»»

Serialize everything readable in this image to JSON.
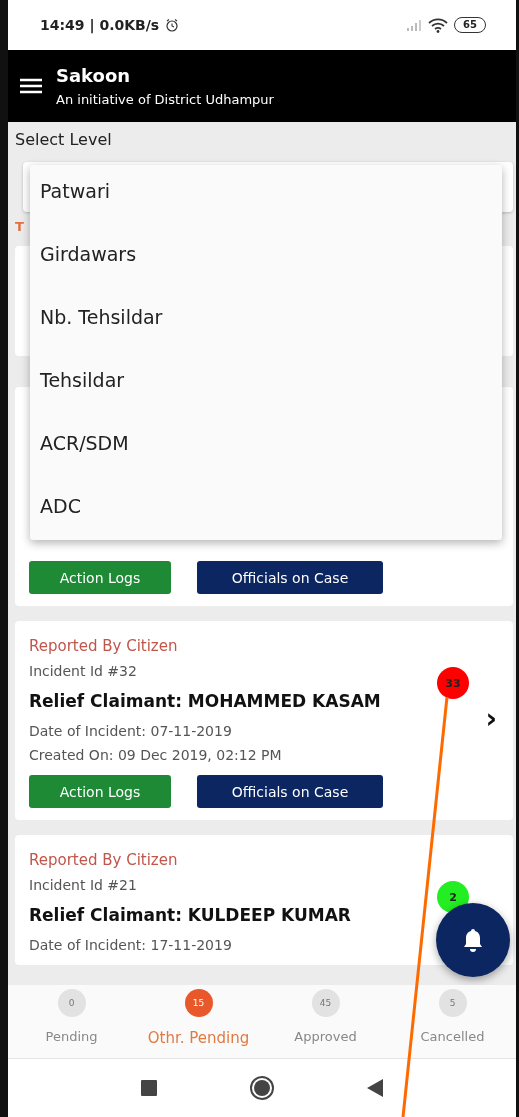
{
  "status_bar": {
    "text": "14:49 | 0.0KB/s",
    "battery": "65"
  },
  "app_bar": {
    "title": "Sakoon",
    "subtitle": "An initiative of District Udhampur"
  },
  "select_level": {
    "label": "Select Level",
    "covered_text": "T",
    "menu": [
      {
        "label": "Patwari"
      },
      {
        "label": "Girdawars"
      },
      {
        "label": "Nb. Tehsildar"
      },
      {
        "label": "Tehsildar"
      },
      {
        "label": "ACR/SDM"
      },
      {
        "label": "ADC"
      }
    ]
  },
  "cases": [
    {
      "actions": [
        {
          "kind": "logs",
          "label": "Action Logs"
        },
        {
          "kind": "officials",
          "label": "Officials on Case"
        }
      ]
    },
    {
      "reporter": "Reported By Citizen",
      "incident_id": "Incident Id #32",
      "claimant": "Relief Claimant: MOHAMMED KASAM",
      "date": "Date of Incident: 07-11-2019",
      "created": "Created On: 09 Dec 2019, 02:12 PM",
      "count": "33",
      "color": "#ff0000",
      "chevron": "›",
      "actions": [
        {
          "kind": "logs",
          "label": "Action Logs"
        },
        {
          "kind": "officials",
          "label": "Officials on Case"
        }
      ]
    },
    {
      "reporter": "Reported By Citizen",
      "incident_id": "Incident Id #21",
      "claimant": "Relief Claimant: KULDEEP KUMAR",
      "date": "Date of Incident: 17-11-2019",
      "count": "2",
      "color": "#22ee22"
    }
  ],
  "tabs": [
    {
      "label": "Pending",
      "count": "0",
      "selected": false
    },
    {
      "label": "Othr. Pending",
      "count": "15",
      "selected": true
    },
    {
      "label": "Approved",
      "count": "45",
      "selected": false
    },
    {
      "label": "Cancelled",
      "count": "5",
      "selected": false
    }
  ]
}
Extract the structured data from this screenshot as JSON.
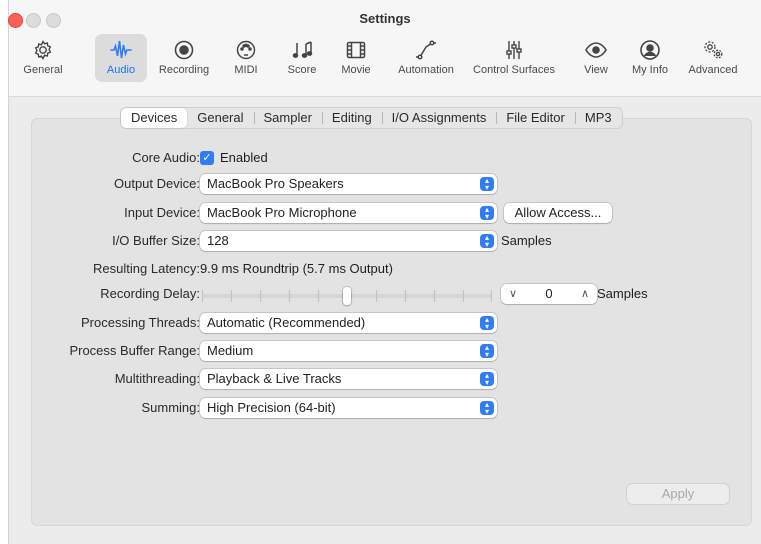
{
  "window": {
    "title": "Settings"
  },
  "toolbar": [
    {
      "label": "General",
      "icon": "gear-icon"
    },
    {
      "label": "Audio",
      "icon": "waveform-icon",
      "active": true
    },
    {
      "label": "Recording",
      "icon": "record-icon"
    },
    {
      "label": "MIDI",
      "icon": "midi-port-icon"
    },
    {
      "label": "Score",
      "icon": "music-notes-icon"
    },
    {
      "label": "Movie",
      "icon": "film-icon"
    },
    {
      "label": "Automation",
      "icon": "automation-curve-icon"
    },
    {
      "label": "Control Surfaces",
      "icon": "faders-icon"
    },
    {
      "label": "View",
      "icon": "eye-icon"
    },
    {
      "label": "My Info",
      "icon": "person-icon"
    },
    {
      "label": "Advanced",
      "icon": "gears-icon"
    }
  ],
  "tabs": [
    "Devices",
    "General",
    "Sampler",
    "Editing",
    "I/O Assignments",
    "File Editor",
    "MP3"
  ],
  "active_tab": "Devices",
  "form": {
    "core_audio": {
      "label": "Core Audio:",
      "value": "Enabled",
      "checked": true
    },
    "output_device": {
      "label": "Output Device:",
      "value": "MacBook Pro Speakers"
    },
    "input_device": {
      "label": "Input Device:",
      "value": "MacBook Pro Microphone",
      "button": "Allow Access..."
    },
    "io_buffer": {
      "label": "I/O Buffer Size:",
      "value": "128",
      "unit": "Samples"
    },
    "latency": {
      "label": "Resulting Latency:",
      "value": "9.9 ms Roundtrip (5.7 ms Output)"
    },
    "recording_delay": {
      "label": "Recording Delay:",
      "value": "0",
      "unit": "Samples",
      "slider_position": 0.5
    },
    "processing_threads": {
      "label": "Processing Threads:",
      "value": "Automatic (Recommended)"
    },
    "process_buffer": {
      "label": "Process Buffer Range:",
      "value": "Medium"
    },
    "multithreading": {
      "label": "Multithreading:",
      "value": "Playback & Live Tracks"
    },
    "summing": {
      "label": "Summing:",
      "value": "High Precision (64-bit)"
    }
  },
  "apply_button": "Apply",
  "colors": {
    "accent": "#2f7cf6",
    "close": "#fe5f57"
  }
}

««

### Required task
Every line that holds the string "Relief" should be returned.

### Solution for this exercise
      "claimant": "Relief Claimant: MOHAMMED KASAM",
      "claimant": "Relief Claimant: KULDEEP KUMAR",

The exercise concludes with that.